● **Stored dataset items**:
===

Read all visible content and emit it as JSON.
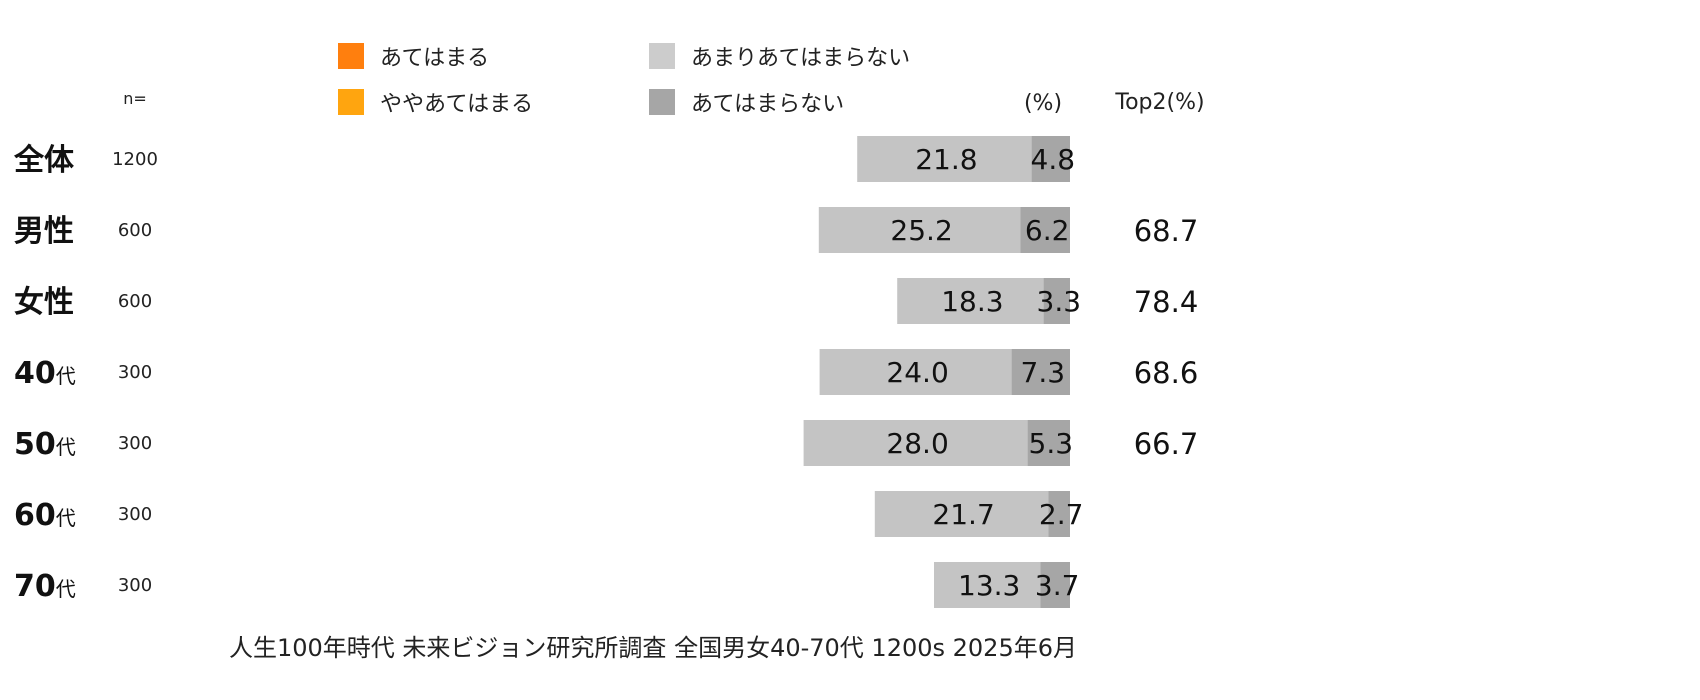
{
  "legend": {
    "items": [
      {
        "label": "あてはまる",
        "color": "#ff7f0e"
      },
      {
        "label": "ややあてはまる",
        "color": "#ffa50f"
      },
      {
        "label": "あまりあてはまらない",
        "color": "#cccccc"
      },
      {
        "label": "あてはまらない",
        "color": "#a6a6a6"
      }
    ]
  },
  "header": {
    "n_label": "n=",
    "percent_label": "(%)",
    "top2_label": "Top2(%)"
  },
  "source": "人生100年時代  未来ビジョン研究所調査  全国男女40-70代  1200s  2025年6月",
  "chart_data": {
    "type": "bar",
    "orientation": "horizontal-stacked",
    "categories": [
      "全体",
      "男性",
      "女性",
      "40代",
      "50代",
      "60代",
      "70代"
    ],
    "n": [
      "1200",
      "600",
      "600",
      "300",
      "300",
      "300",
      "300"
    ],
    "series": [
      {
        "name": "あまりあてはまらない",
        "color": "#c4c4c4",
        "values": [
          21.8,
          25.2,
          18.3,
          24.0,
          28.0,
          21.7,
          13.3
        ],
        "labels": [
          "21.8",
          "25.2",
          "18.3",
          "24.0",
          "28.0",
          "21.7",
          "13.3"
        ]
      },
      {
        "name": "あてはまらない",
        "color": "#a6a6a6",
        "values": [
          4.8,
          6.2,
          3.3,
          7.3,
          5.3,
          2.7,
          3.7
        ],
        "labels": [
          "4.8",
          "6.2",
          "3.3",
          "7.3",
          "5.3",
          "2.7",
          "3.7"
        ]
      }
    ],
    "top2": [
      "",
      "68.7",
      "78.4",
      "68.6",
      "66.7",
      "",
      ""
    ]
  }
}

===

● **EXERCISE DESCRIPTION**:
Please transcribe the material above exactly as written. Leave the pictures out.

● **ANSWER TO THIS PROBLEM**:
Read all visible content and emit it as JSON.
{
  "legend": {
    "items": [
      {
        "label": "あてはまる",
        "color": "#ff7f0e"
      },
      {
        "label": "ややあてはまる",
        "color": "#ffa50f"
      },
      {
        "label": "あまりあてはまらない",
        "color": "#cccccc"
      },
      {
        "label": "あてはまらない",
        "color": "#a6a6a6"
      }
    ]
  },
  "header": {
    "n_label": "n=",
    "percent_label": "(%)",
    "top2_label": "Top2(%)"
  },
  "source": "人生100年時代  未来ビジョン研究所調査  全国男女40-70代  1200s  2025年6月",
  "chart_data": {
    "type": "bar",
    "orientation": "horizontal-stacked",
    "categories": [
      "全体",
      "男性",
      "女性",
      "40代",
      "50代",
      "60代",
      "70代"
    ],
    "n": [
      "1200",
      "600",
      "600",
      "300",
      "300",
      "300",
      "300"
    ],
    "series": [
      {
        "name": "あまりあてはまらない",
        "color": "#c4c4c4",
        "values": [
          21.8,
          25.2,
          18.3,
          24.0,
          28.0,
          21.7,
          13.3
        ],
        "labels": [
          "21.8",
          "25.2",
          "18.3",
          "24.0",
          "28.0",
          "21.7",
          "13.3"
        ]
      },
      {
        "name": "あてはまらない",
        "color": "#a6a6a6",
        "values": [
          4.8,
          6.2,
          3.3,
          7.3,
          5.3,
          2.7,
          3.7
        ],
        "labels": [
          "4.8",
          "6.2",
          "3.3",
          "7.3",
          "5.3",
          "2.7",
          "3.7"
        ]
      }
    ],
    "top2": [
      "",
      "68.7",
      "78.4",
      "68.6",
      "66.7",
      "",
      ""
    ]
  }
}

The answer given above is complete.